* OBJECTIVE *
Go through the entries below, tally each line with the string "title", and give the final number by itself.

_ _ _ _ _

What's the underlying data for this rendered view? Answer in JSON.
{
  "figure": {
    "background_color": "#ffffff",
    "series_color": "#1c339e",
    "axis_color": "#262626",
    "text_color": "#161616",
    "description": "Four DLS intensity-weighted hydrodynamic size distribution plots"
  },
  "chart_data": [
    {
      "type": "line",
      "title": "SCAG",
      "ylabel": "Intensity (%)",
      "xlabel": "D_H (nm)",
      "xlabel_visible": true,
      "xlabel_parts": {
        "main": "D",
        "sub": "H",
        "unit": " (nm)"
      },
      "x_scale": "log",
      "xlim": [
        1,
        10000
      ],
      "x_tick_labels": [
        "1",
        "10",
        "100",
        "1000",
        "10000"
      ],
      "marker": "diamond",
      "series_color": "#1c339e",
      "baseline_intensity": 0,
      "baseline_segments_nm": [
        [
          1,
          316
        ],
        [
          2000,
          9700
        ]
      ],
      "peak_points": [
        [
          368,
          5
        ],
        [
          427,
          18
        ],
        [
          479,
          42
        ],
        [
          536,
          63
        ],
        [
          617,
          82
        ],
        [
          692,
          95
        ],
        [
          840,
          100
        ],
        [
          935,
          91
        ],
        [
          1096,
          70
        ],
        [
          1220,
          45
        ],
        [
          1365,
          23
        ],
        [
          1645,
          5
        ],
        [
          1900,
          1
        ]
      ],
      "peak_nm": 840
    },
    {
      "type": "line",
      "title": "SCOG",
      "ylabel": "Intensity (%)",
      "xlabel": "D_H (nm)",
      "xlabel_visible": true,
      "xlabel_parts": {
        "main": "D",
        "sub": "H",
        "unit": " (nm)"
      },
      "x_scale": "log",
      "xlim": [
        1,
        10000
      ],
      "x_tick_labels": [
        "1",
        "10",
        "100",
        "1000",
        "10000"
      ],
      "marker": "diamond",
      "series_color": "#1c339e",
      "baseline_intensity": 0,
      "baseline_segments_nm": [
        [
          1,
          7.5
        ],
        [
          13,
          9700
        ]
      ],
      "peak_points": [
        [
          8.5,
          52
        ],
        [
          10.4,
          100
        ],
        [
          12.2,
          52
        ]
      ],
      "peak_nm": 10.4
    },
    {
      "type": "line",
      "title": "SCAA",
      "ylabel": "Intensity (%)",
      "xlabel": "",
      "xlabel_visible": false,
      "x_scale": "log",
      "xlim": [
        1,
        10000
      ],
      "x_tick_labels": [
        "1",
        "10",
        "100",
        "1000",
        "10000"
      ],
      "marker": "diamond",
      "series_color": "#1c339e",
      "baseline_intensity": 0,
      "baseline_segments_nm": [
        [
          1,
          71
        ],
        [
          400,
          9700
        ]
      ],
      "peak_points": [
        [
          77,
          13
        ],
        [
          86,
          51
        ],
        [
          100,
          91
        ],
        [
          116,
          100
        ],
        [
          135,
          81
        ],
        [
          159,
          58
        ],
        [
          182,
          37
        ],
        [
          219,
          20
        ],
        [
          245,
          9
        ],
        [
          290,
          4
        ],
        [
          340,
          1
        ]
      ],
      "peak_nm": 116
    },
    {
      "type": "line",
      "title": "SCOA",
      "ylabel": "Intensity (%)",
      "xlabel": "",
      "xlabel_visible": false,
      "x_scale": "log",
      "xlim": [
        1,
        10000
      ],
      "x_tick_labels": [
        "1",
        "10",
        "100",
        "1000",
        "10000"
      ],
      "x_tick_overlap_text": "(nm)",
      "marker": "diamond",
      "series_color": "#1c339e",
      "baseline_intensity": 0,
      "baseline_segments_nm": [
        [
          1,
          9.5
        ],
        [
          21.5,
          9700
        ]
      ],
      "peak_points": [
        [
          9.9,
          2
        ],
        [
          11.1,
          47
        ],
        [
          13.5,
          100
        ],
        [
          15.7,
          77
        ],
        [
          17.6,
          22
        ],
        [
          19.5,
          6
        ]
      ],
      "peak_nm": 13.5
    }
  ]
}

_ _ _ _ _

* FINAL RESULT *
4